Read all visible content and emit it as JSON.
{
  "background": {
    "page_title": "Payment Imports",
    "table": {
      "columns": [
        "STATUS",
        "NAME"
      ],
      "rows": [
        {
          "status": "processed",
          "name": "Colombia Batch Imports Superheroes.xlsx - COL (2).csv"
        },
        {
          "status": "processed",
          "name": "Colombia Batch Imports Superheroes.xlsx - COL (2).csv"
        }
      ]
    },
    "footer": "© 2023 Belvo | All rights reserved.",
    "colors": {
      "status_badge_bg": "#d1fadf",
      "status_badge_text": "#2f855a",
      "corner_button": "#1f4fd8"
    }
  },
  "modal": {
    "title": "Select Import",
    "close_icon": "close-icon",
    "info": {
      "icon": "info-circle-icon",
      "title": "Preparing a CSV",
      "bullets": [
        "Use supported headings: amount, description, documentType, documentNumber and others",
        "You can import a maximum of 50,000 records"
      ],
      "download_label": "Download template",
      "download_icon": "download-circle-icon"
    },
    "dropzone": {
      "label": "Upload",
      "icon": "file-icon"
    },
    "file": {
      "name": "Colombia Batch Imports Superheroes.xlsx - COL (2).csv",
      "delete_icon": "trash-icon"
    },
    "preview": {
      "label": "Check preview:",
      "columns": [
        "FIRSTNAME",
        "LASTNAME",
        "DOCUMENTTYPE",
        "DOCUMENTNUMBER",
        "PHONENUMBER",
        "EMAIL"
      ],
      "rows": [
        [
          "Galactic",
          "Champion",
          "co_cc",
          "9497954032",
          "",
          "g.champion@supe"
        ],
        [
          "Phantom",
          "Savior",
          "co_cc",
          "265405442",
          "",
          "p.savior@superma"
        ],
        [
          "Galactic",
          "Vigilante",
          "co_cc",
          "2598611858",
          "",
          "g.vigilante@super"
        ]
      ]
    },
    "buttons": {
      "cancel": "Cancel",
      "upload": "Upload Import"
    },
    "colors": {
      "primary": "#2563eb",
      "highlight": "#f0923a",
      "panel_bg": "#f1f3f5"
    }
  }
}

□ □ □ □ □ □ □

▶ **CHALLENGE**
Extract all of the data exactly as written.

▶ **TASK RESULT**
Read all visible content and emit it as JSON.
{
  "background": {
    "page_title": "Payment Imports",
    "table": {
      "columns": [
        "STATUS",
        "NAME"
      ],
      "rows": [
        {
          "status": "processed",
          "name": "Colombia Batch Imports Superheroes.xlsx - COL (2).csv"
        },
        {
          "status": "processed",
          "name": "Colombia Batch Imports Superheroes.xlsx - COL (2).csv"
        }
      ]
    },
    "footer": "© 2023 Belvo | All rights reserved.",
    "colors": {
      "status_badge_bg": "#d1fadf",
      "status_badge_text": "#2f855a",
      "corner_button": "#1f4fd8"
    }
  },
  "modal": {
    "title": "Select Import",
    "close_icon": "close-icon",
    "info": {
      "icon": "info-circle-icon",
      "title": "Preparing a CSV",
      "bullets": [
        "Use supported headings: amount, description, documentType, documentNumber and others",
        "You can import a maximum of 50,000 records"
      ],
      "download_label": "Download template",
      "download_icon": "download-circle-icon"
    },
    "dropzone": {
      "label": "Upload",
      "icon": "file-icon"
    },
    "file": {
      "name": "Colombia Batch Imports Superheroes.xlsx - COL (2).csv",
      "delete_icon": "trash-icon"
    },
    "preview": {
      "label": "Check preview:",
      "columns": [
        "FIRSTNAME",
        "LASTNAME",
        "DOCUMENTTYPE",
        "DOCUMENTNUMBER",
        "PHONENUMBER",
        "EMAIL"
      ],
      "rows": [
        [
          "Galactic",
          "Champion",
          "co_cc",
          "9497954032",
          "",
          "g.champion@supe"
        ],
        [
          "Phantom",
          "Savior",
          "co_cc",
          "265405442",
          "",
          "p.savior@superma"
        ],
        [
          "Galactic",
          "Vigilante",
          "co_cc",
          "2598611858",
          "",
          "g.vigilante@super"
        ]
      ]
    },
    "buttons": {
      "cancel": "Cancel",
      "upload": "Upload Import"
    },
    "colors": {
      "primary": "#2563eb",
      "highlight": "#f0923a",
      "panel_bg": "#f1f3f5"
    }
  }
}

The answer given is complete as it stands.